Provide nothing but the number of lines containing the string "Create".

### Data rows

++++++

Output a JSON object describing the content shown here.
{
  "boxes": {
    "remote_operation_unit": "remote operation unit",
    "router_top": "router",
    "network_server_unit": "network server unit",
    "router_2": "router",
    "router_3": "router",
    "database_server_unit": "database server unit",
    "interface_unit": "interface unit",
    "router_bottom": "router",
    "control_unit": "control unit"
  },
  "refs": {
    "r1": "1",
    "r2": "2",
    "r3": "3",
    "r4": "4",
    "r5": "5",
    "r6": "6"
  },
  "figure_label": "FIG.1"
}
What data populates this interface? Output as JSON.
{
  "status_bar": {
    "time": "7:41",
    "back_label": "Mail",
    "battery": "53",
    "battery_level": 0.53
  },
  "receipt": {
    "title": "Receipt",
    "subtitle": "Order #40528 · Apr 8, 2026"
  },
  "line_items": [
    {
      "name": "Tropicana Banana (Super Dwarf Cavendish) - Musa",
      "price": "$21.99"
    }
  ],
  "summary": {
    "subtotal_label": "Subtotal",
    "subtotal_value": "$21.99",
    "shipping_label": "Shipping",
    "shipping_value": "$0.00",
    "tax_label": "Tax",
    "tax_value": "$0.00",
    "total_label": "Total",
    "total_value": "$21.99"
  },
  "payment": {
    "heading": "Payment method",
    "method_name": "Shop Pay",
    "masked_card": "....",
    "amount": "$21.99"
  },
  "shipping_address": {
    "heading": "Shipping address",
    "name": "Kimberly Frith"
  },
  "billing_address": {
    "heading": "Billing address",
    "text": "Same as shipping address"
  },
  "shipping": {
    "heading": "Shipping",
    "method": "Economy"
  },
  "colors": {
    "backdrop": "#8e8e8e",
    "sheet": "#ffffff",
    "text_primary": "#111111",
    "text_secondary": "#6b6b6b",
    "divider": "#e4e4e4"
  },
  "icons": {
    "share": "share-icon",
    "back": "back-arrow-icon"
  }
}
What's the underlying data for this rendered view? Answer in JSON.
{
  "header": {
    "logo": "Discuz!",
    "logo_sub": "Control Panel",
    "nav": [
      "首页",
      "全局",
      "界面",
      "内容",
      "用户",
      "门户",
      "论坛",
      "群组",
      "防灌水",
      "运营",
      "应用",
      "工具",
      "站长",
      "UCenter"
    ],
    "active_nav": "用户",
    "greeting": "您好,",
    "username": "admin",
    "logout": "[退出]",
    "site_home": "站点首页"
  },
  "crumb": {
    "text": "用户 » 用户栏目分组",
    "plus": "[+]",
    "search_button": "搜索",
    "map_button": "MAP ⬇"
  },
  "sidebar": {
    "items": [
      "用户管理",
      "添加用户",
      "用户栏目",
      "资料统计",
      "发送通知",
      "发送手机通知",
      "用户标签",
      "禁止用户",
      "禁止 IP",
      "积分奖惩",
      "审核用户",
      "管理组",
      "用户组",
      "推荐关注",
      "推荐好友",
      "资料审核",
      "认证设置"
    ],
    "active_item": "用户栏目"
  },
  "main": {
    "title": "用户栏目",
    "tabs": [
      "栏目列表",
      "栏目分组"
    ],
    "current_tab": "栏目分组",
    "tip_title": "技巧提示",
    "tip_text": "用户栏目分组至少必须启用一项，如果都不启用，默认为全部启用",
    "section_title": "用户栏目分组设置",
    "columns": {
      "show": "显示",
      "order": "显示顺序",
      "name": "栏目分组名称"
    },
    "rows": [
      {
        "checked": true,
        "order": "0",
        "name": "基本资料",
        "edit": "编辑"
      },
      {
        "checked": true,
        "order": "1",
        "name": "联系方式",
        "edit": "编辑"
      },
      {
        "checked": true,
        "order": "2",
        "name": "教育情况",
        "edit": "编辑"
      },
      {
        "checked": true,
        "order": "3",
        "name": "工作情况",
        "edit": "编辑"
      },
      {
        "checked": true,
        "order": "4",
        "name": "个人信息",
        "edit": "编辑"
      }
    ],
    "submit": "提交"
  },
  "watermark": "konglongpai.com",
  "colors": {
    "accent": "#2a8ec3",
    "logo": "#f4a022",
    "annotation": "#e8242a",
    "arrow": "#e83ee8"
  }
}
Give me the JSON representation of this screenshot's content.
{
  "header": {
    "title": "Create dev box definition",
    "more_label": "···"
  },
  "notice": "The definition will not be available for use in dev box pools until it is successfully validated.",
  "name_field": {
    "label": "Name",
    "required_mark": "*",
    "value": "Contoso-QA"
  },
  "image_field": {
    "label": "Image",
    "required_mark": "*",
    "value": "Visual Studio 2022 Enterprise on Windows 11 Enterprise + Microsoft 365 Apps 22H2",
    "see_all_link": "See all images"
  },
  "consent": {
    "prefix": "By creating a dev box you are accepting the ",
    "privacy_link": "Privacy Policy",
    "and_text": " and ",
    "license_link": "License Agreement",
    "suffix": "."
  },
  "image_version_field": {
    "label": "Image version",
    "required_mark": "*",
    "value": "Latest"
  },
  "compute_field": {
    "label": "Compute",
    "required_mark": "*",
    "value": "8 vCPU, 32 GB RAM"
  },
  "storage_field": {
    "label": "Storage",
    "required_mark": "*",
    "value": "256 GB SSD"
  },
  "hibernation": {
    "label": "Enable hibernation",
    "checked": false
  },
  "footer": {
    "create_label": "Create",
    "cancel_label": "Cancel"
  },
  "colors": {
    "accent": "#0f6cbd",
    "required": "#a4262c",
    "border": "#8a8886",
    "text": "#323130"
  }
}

++++++

### Solution
2